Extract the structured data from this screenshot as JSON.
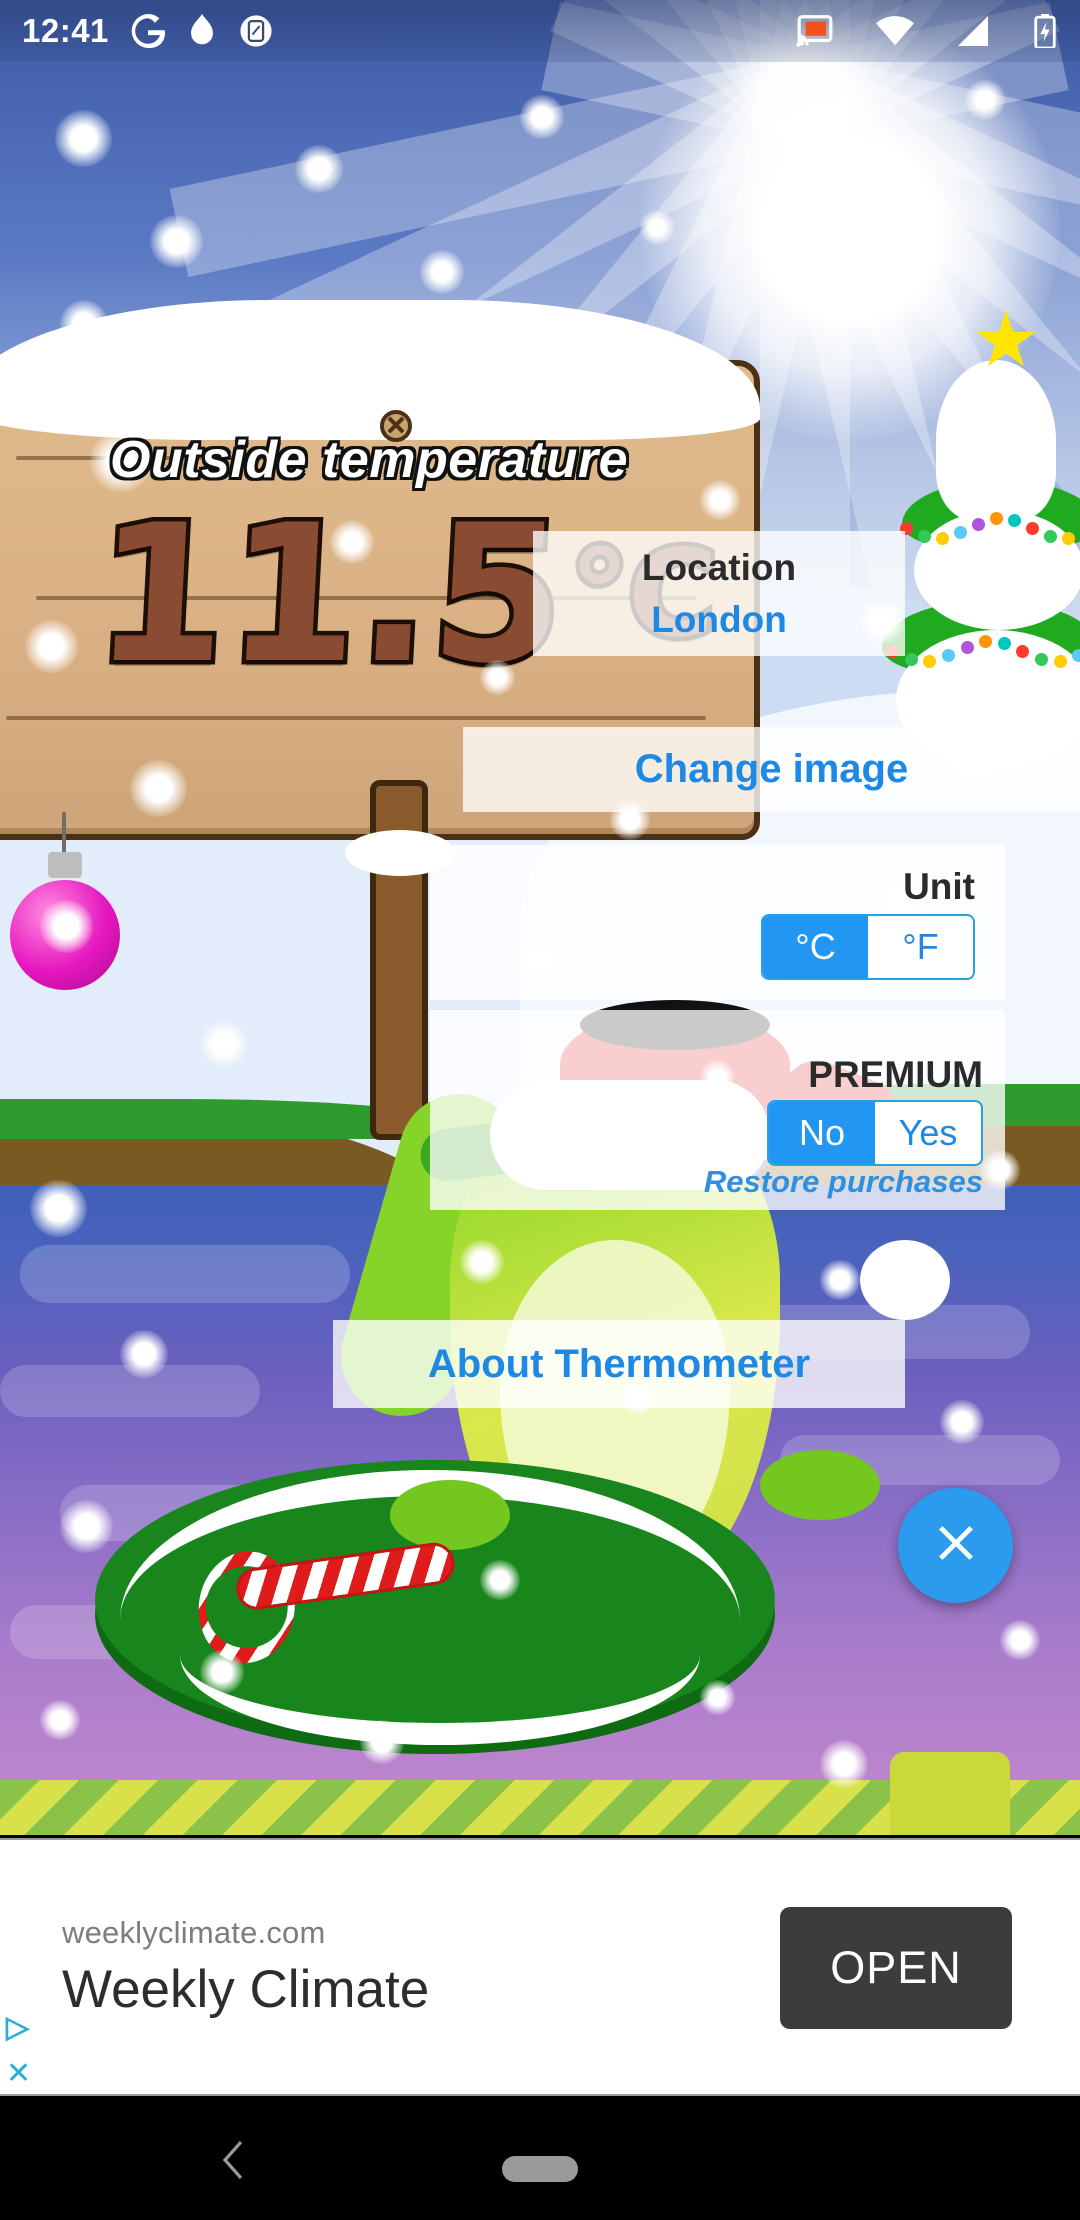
{
  "status_bar": {
    "time": "12:41",
    "left_icons": [
      "google-icon",
      "flame-icon",
      "screenshot-icon"
    ],
    "right_icons": [
      "cast-icon",
      "wifi-icon",
      "signal-icon",
      "battery-charging-icon"
    ]
  },
  "app": {
    "caption": "Outside temperature",
    "temperature_value": "11.5",
    "temperature_unit_glyph": "°C",
    "temperature_display": "11.5°C"
  },
  "settings": {
    "location_label": "Location",
    "location_value": "London",
    "change_image_label": "Change image",
    "unit_label": "Unit",
    "unit_options": [
      "°C",
      "°F"
    ],
    "unit_selected": "°C",
    "premium_label": "PREMIUM",
    "premium_options": [
      "No",
      "Yes"
    ],
    "premium_selected": "No",
    "restore_label": "Restore purchases",
    "about_label": "About Thermometer",
    "share_icon": "share-icon",
    "close_icon": "close-icon"
  },
  "ad": {
    "domain": "weeklyclimate.com",
    "title": "Weekly Climate",
    "cta_label": "OPEN",
    "info_flag": "▷",
    "close_flag": "✕"
  },
  "navigation": {
    "back_icon": "back-chevron-icon",
    "home_pill": "home-pill-icon"
  },
  "colors": {
    "accent_blue": "#2196f3",
    "link_blue": "#1e88e5",
    "fab_blue": "#2b9ced",
    "ad_button": "#3c3c3c",
    "panel_bg": "rgba(255,255,255,0.78)"
  }
}
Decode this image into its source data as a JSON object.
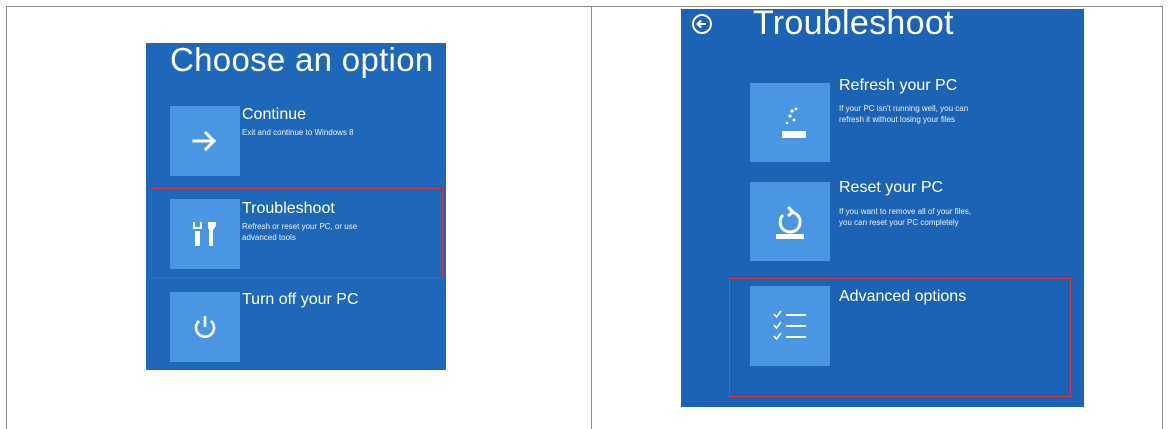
{
  "left": {
    "title": "Choose an option",
    "options": [
      {
        "label": "Continue",
        "desc": "Exit and continue to Windows 8",
        "icon": "arrow-right-icon"
      },
      {
        "label": "Troubleshoot",
        "desc": "Refresh or reset your PC, or use\nadvanced tools",
        "icon": "tools-icon"
      },
      {
        "label": "Turn off your PC",
        "desc": "",
        "icon": "power-icon"
      }
    ]
  },
  "right": {
    "title": "Troubleshoot",
    "options": [
      {
        "label": "Refresh your PC",
        "desc": "If your PC isn't running well, you can\nrefresh it without losing your files",
        "icon": "refresh-pc-icon"
      },
      {
        "label": "Reset your PC",
        "desc": "If you want to remove all of your files,\nyou can reset your PC completely",
        "icon": "reset-pc-icon"
      },
      {
        "label": "Advanced options",
        "desc": "",
        "icon": "checklist-icon"
      }
    ]
  },
  "colors": {
    "background": "#1f67b8",
    "tile": "#4a96e3",
    "highlight": "#d6333f"
  }
}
━━━━━━━━━━━━━━━━━━━━━━━━━━━━━━
TASK DIRECTIONS = Above are records with pictures; repeat the records exactly and leave the pictures out.

SOLUTION TO THE EXERCISE =
Extract the structured data from this screenshot as JSON.
{
  "status_bar": {
    "time": "12:41",
    "left_icons": [
      "google-icon",
      "flame-icon",
      "screenshot-icon"
    ],
    "right_icons": [
      "cast-icon",
      "wifi-icon",
      "signal-icon",
      "battery-charging-icon"
    ]
  },
  "app": {
    "caption": "Outside temperature",
    "temperature_value": "11.5",
    "temperature_unit_glyph": "°C",
    "temperature_display": "11.5°C"
  },
  "settings": {
    "location_label": "Location",
    "location_value": "London",
    "change_image_label": "Change image",
    "unit_label": "Unit",
    "unit_options": [
      "°C",
      "°F"
    ],
    "unit_selected": "°C",
    "premium_label": "PREMIUM",
    "premium_options": [
      "No",
      "Yes"
    ],
    "premium_selected": "No",
    "restore_label": "Restore purchases",
    "about_label": "About Thermometer",
    "share_icon": "share-icon",
    "close_icon": "close-icon"
  },
  "ad": {
    "domain": "weeklyclimate.com",
    "title": "Weekly Climate",
    "cta_label": "OPEN",
    "info_flag": "▷",
    "close_flag": "✕"
  },
  "navigation": {
    "back_icon": "back-chevron-icon",
    "home_pill": "home-pill-icon"
  },
  "colors": {
    "accent_blue": "#2196f3",
    "link_blue": "#1e88e5",
    "fab_blue": "#2b9ced",
    "ad_button": "#3c3c3c",
    "panel_bg": "rgba(255,255,255,0.78)"
  }
}
Decode this image into its source data as a JSON object.
{
  "left": {
    "title": "Choose an option",
    "options": [
      {
        "label": "Continue",
        "desc": "Exit and continue to Windows 8",
        "icon": "arrow-right-icon"
      },
      {
        "label": "Troubleshoot",
        "desc": "Refresh or reset your PC, or use\nadvanced tools",
        "icon": "tools-icon"
      },
      {
        "label": "Turn off your PC",
        "desc": "",
        "icon": "power-icon"
      }
    ]
  },
  "right": {
    "title": "Troubleshoot",
    "options": [
      {
        "label": "Refresh your PC",
        "desc": "If your PC isn't running well, you can\nrefresh it without losing your files",
        "icon": "refresh-pc-icon"
      },
      {
        "label": "Reset your PC",
        "desc": "If you want to remove all of your files,\nyou can reset your PC completely",
        "icon": "reset-pc-icon"
      },
      {
        "label": "Advanced options",
        "desc": "",
        "icon": "checklist-icon"
      }
    ]
  },
  "colors": {
    "background": "#1f67b8",
    "tile": "#4a96e3",
    "highlight": "#d6333f"
  }
}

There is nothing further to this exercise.